• Directions:
Repeat every record below exactly, but leave out any pictures.

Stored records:
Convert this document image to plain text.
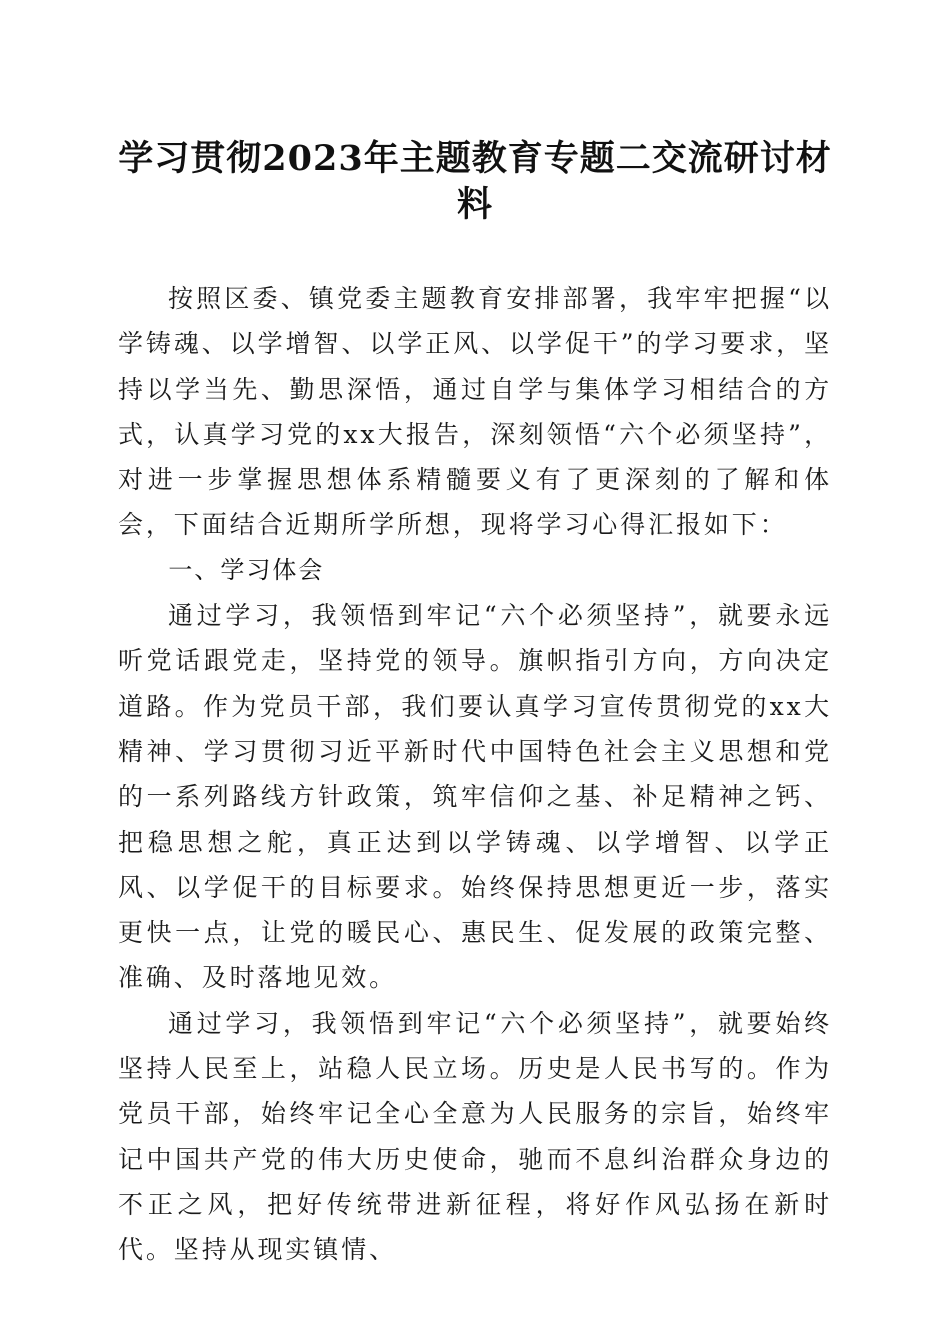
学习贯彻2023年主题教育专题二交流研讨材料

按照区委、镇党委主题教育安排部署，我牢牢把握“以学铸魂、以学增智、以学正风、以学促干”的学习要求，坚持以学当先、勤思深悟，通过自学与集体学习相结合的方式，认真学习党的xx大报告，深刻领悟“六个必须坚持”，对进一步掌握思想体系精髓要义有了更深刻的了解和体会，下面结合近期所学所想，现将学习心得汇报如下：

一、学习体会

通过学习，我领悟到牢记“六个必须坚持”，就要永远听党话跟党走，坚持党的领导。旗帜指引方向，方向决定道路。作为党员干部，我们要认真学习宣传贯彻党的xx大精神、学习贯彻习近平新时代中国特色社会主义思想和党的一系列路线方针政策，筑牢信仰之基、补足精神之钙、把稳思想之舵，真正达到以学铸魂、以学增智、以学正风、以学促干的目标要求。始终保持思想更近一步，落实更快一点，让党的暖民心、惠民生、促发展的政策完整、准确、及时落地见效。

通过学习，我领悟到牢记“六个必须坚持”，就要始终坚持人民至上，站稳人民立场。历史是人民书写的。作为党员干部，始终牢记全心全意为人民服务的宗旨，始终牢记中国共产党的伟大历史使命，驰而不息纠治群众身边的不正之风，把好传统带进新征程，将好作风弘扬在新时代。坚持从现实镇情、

• Written solution:
Convert this document image to plain text.
学习贯彻2023年主题教育专题二交流研讨材料

按照区委、镇党委主题教育安排部署，我牢牢把握“以学铸魂、以学增智、以学正风、以学促干”的学习要求，坚持以学当先、勤思深悟，通过自学与集体学习相结合的方式，认真学习党的xx大报告，深刻领悟“六个必须坚持”，对进一步掌握思想体系精髓要义有了更深刻的了解和体会，下面结合近期所学所想，现将学习心得汇报如下：

一、学习体会

通过学习，我领悟到牢记“六个必须坚持”，就要永远听党话跟党走，坚持党的领导。旗帜指引方向，方向决定道路。作为党员干部，我们要认真学习宣传贯彻党的xx大精神、学习贯彻习近平新时代中国特色社会主义思想和党的一系列路线方针政策，筑牢信仰之基、补足精神之钙、把稳思想之舵，真正达到以学铸魂、以学增智、以学正风、以学促干的目标要求。始终保持思想更近一步，落实更快一点，让党的暖民心、惠民生、促发展的政策完整、准确、及时落地见效。

通过学习，我领悟到牢记“六个必须坚持”，就要始终坚持人民至上，站稳人民立场。历史是人民书写的。作为党员干部，始终牢记全心全意为人民服务的宗旨，始终牢记中国共产党的伟大历史使命，驰而不息纠治群众身边的不正之风，把好传统带进新征程，将好作风弘扬在新时代。坚持从现实镇情、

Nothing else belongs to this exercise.